▶ **THE PROBLEM**:
Exclude all pictures, then copy each of the records exactly as written.

▶ **TASK DATA**:
** Start **

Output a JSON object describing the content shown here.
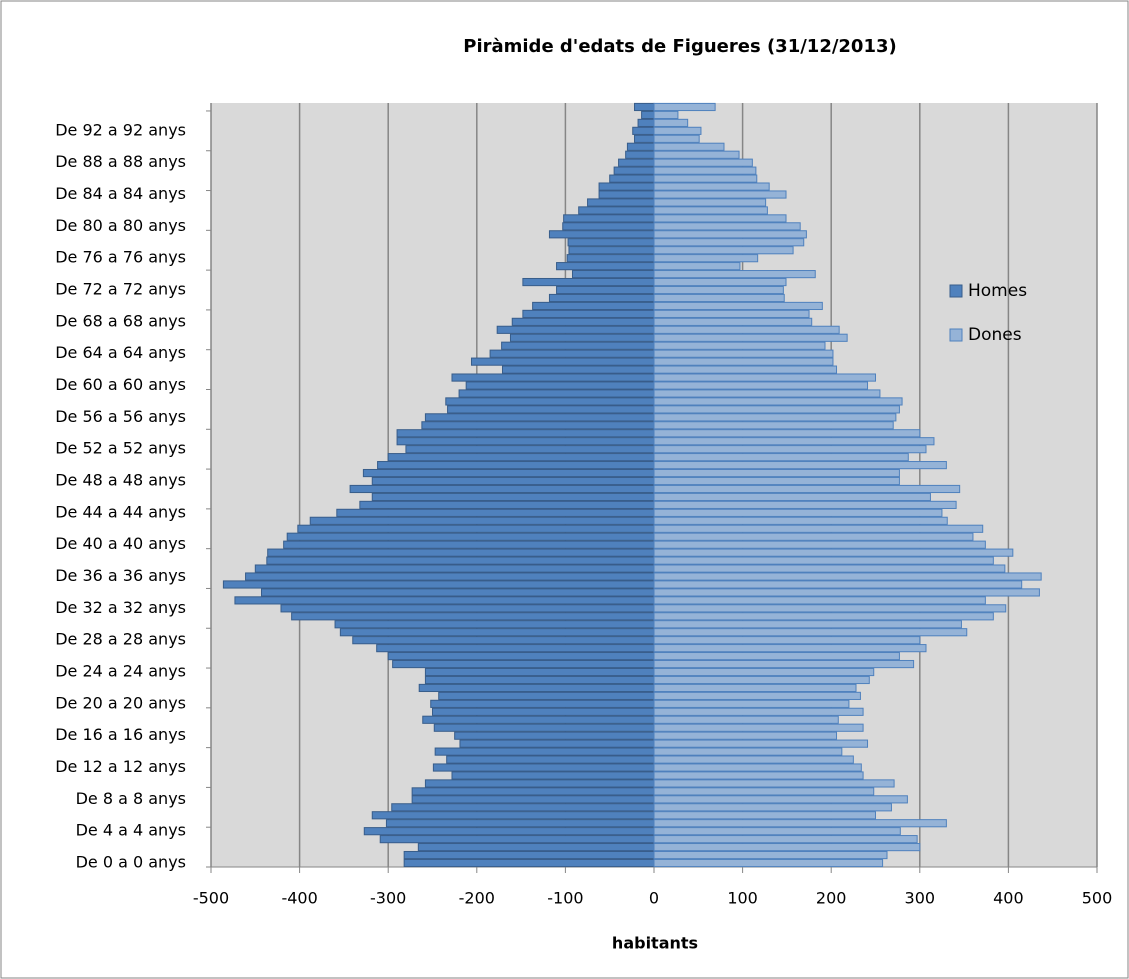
{
  "chart_data": {
    "type": "pyramid",
    "title": "Piràmide d'edats de Figueres (31/12/2013)",
    "xlabel": "habitants",
    "categories": [
      "De 0 a 0 anys",
      null,
      null,
      null,
      "De 4 a 4 anys",
      null,
      null,
      null,
      "De 8 a 8 anys",
      null,
      null,
      null,
      "De 12 a 12 anys",
      null,
      null,
      null,
      "De 16 a 16 anys",
      null,
      null,
      null,
      "De 20 a 20 anys",
      null,
      null,
      null,
      "De 24 a 24 anys",
      null,
      null,
      null,
      "De 28 a 28 anys",
      null,
      null,
      null,
      "De 32 a 32 anys",
      null,
      null,
      null,
      "De 36 a 36 anys",
      null,
      null,
      null,
      "De 40 a 40 anys",
      null,
      null,
      null,
      "De 44 a 44 anys",
      null,
      null,
      null,
      "De 48 a 48 anys",
      null,
      null,
      null,
      "De 52 a 52 anys",
      null,
      null,
      null,
      "De 56 a 56 anys",
      null,
      null,
      null,
      "De 60 a 60 anys",
      null,
      null,
      null,
      "De 64 a 64 anys",
      null,
      null,
      null,
      "De 68 a 68 anys",
      null,
      null,
      null,
      "De 72 a 72 anys",
      null,
      null,
      null,
      "De 76 a 76 anys",
      null,
      null,
      null,
      "De 80 a 80 anys",
      null,
      null,
      null,
      "De 84 a 84 anys",
      null,
      null,
      null,
      "De 88 a 88 anys",
      null,
      null,
      null,
      "De 92 a 92 anys",
      null,
      null,
      null
    ],
    "series": [
      {
        "name": "Homes",
        "color": "#4f81bd",
        "values": [
          -282,
          -282,
          -266,
          -309,
          -327,
          -302,
          -318,
          -296,
          -273,
          -273,
          -258,
          -228,
          -249,
          -234,
          -247,
          -219,
          -225,
          -248,
          -261,
          -250,
          -252,
          -243,
          -265,
          -258,
          -258,
          -295,
          -300,
          -313,
          -340,
          -354,
          -360,
          -409,
          -421,
          -473,
          -443,
          -486,
          -461,
          -450,
          -437,
          -436,
          -418,
          -414,
          -402,
          -388,
          -358,
          -332,
          -318,
          -343,
          -318,
          -328,
          -312,
          -300,
          -280,
          -290,
          -290,
          -262,
          -258,
          -233,
          -235,
          -220,
          -212,
          -228,
          -171,
          -206,
          -185,
          -172,
          -162,
          -177,
          -160,
          -148,
          -137,
          -118,
          -110,
          -148,
          -92,
          -110,
          -98,
          -96,
          -97,
          -118,
          -103,
          -102,
          -85,
          -75,
          -62,
          -62,
          -50,
          -45,
          -40,
          -32,
          -30,
          -22,
          -24,
          -18,
          -14,
          -22
        ]
      },
      {
        "name": "Dones",
        "color": "#95b3d7",
        "values": [
          258,
          263,
          300,
          297,
          278,
          330,
          250,
          268,
          286,
          248,
          271,
          236,
          234,
          225,
          212,
          241,
          206,
          236,
          208,
          236,
          220,
          233,
          228,
          243,
          248,
          293,
          277,
          307,
          300,
          353,
          347,
          383,
          397,
          374,
          435,
          415,
          437,
          396,
          383,
          405,
          374,
          360,
          371,
          331,
          325,
          341,
          312,
          345,
          277,
          277,
          330,
          287,
          307,
          316,
          300,
          270,
          273,
          277,
          280,
          255,
          241,
          250,
          206,
          202,
          202,
          193,
          218,
          209,
          178,
          175,
          190,
          147,
          146,
          149,
          182,
          97,
          117,
          157,
          169,
          172,
          165,
          149,
          128,
          126,
          149,
          130,
          116,
          115,
          111,
          96,
          79,
          51,
          53,
          38,
          27,
          69
        ]
      }
    ],
    "xlim": [
      -500,
      500
    ],
    "xticks": [
      -500,
      -400,
      -300,
      -200,
      -100,
      0,
      100,
      200,
      300,
      400,
      500
    ],
    "grid": true,
    "legend": "right"
  }
}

** End **

▶ **OUTPUT FOR THIS EXERCISE**:
Output a JSON object describing the content shown here.
{
  "chart_data": {
    "type": "pyramid",
    "title": "Piràmide d'edats de Figueres (31/12/2013)",
    "xlabel": "habitants",
    "categories": [
      "De 0 a 0 anys",
      null,
      null,
      null,
      "De 4 a 4 anys",
      null,
      null,
      null,
      "De 8 a 8 anys",
      null,
      null,
      null,
      "De 12 a 12 anys",
      null,
      null,
      null,
      "De 16 a 16 anys",
      null,
      null,
      null,
      "De 20 a 20 anys",
      null,
      null,
      null,
      "De 24 a 24 anys",
      null,
      null,
      null,
      "De 28 a 28 anys",
      null,
      null,
      null,
      "De 32 a 32 anys",
      null,
      null,
      null,
      "De 36 a 36 anys",
      null,
      null,
      null,
      "De 40 a 40 anys",
      null,
      null,
      null,
      "De 44 a 44 anys",
      null,
      null,
      null,
      "De 48 a 48 anys",
      null,
      null,
      null,
      "De 52 a 52 anys",
      null,
      null,
      null,
      "De 56 a 56 anys",
      null,
      null,
      null,
      "De 60 a 60 anys",
      null,
      null,
      null,
      "De 64 a 64 anys",
      null,
      null,
      null,
      "De 68 a 68 anys",
      null,
      null,
      null,
      "De 72 a 72 anys",
      null,
      null,
      null,
      "De 76 a 76 anys",
      null,
      null,
      null,
      "De 80 a 80 anys",
      null,
      null,
      null,
      "De 84 a 84 anys",
      null,
      null,
      null,
      "De 88 a 88 anys",
      null,
      null,
      null,
      "De 92 a 92 anys",
      null,
      null,
      null
    ],
    "series": [
      {
        "name": "Homes",
        "color": "#4f81bd",
        "values": [
          -282,
          -282,
          -266,
          -309,
          -327,
          -302,
          -318,
          -296,
          -273,
          -273,
          -258,
          -228,
          -249,
          -234,
          -247,
          -219,
          -225,
          -248,
          -261,
          -250,
          -252,
          -243,
          -265,
          -258,
          -258,
          -295,
          -300,
          -313,
          -340,
          -354,
          -360,
          -409,
          -421,
          -473,
          -443,
          -486,
          -461,
          -450,
          -437,
          -436,
          -418,
          -414,
          -402,
          -388,
          -358,
          -332,
          -318,
          -343,
          -318,
          -328,
          -312,
          -300,
          -280,
          -290,
          -290,
          -262,
          -258,
          -233,
          -235,
          -220,
          -212,
          -228,
          -171,
          -206,
          -185,
          -172,
          -162,
          -177,
          -160,
          -148,
          -137,
          -118,
          -110,
          -148,
          -92,
          -110,
          -98,
          -96,
          -97,
          -118,
          -103,
          -102,
          -85,
          -75,
          -62,
          -62,
          -50,
          -45,
          -40,
          -32,
          -30,
          -22,
          -24,
          -18,
          -14,
          -22
        ]
      },
      {
        "name": "Dones",
        "color": "#95b3d7",
        "values": [
          258,
          263,
          300,
          297,
          278,
          330,
          250,
          268,
          286,
          248,
          271,
          236,
          234,
          225,
          212,
          241,
          206,
          236,
          208,
          236,
          220,
          233,
          228,
          243,
          248,
          293,
          277,
          307,
          300,
          353,
          347,
          383,
          397,
          374,
          435,
          415,
          437,
          396,
          383,
          405,
          374,
          360,
          371,
          331,
          325,
          341,
          312,
          345,
          277,
          277,
          330,
          287,
          307,
          316,
          300,
          270,
          273,
          277,
          280,
          255,
          241,
          250,
          206,
          202,
          202,
          193,
          218,
          209,
          178,
          175,
          190,
          147,
          146,
          149,
          182,
          97,
          117,
          157,
          169,
          172,
          165,
          149,
          128,
          126,
          149,
          130,
          116,
          115,
          111,
          96,
          79,
          51,
          53,
          38,
          27,
          69
        ]
      }
    ],
    "xlim": [
      -500,
      500
    ],
    "xticks": [
      -500,
      -400,
      -300,
      -200,
      -100,
      0,
      100,
      200,
      300,
      400,
      500
    ],
    "grid": true,
    "legend": "right"
  }
}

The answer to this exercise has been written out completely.